| TO DO |
Return all the data below as it stands, minus the pictures.

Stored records
------------------------------------------------

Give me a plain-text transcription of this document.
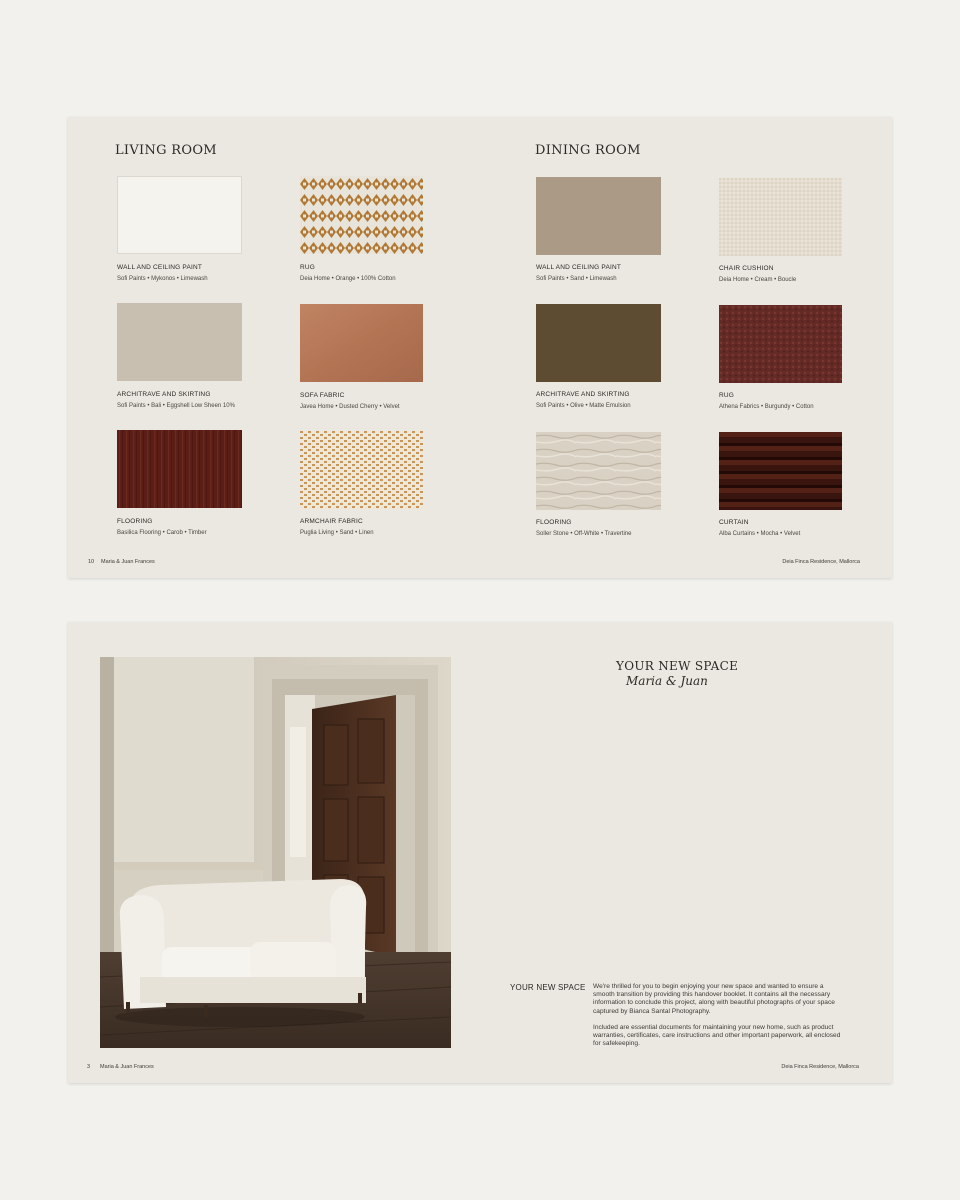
LIVING ROOM	DINING ROOM
WALL AND CEILING PAINT
Sofi Paints • Mykonos • Limewash
ARCHITRAVE AND SKIRTING
Sofi Paints • Bali • Eggshell Low Sheen 10%
FLOORING
Basilica Flooring • Carob • Timber
RUG
Deia Home • Orange • 100% Cotton
SOFA FABRIC
Javea Home • Dusted Cherry • Velvet
ARMCHAIR FABRIC
Puglia Living • Sand • Linen
WALL AND CEILING PAINT
Sofi Paints • Sand • Limewash
ARCHITRAVE AND SKIRTING
Sofi Paints • Olive • Matte Emulsion
FLOORING
Soller Stone • Off-White • Travertine
CHAIR CUSHION
Deia Home • Cream • Boucle
RUG
Athena Fabrics • Burgundy • Cotton
CURTAIN
Alba Curtains • Mocha • Velvet
10 Maria & Juan Frances	Deia Finca Residence, Mallorca
YOUR NEW SPACE
Maria & Juan
YOUR NEW SPACE We're thrilled for you to begin enjoying your new space and wanted to ensure a smooth transition by providing this handover booklet. It contains all the necessary information to conclude this project, along with beautiful photographs of your space captured by Bianca Santal Photography.

Included are essential documents for maintaining your new home, such as product warranties, certificates, care instructions and other important paperwork, all enclosed for safekeeping.

3 Maria & Juan Frances	Deia Finca Residence, Mallorca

------------------------------------------------

| FINISHED EXERCISE |
Give me a plain-text transcription of this document.
LIVING ROOM	DINING ROOM
WALL AND CEILING PAINT
Sofi Paints • Mykonos • Limewash
ARCHITRAVE AND SKIRTING
Sofi Paints • Bali • Eggshell Low Sheen 10%
FLOORING
Basilica Flooring • Carob • Timber
RUG
Deia Home • Orange • 100% Cotton
SOFA FABRIC
Javea Home • Dusted Cherry • Velvet
ARMCHAIR FABRIC
Puglia Living • Sand • Linen
WALL AND CEILING PAINT
Sofi Paints • Sand • Limewash
ARCHITRAVE AND SKIRTING
Sofi Paints • Olive • Matte Emulsion
FLOORING
Soller Stone • Off-White • Travertine
CHAIR CUSHION
Deia Home • Cream • Boucle
RUG
Athena Fabrics • Burgundy • Cotton
CURTAIN
Alba Curtains • Mocha • Velvet
10 Maria & Juan Frances	Deia Finca Residence, Mallorca
YOUR NEW SPACE
Maria & Juan
YOUR NEW SPACE We're thrilled for you to begin enjoying your new space and wanted to ensure a smooth transition by providing this handover booklet. It contains all the necessary information to conclude this project, along with beautiful photographs of your space captured by Bianca Santal Photography.

Included are essential documents for maintaining your new home, such as product warranties, certificates, care instructions and other important paperwork, all enclosed for safekeeping.

3 Maria & Juan Frances	Deia Finca Residence, Mallorca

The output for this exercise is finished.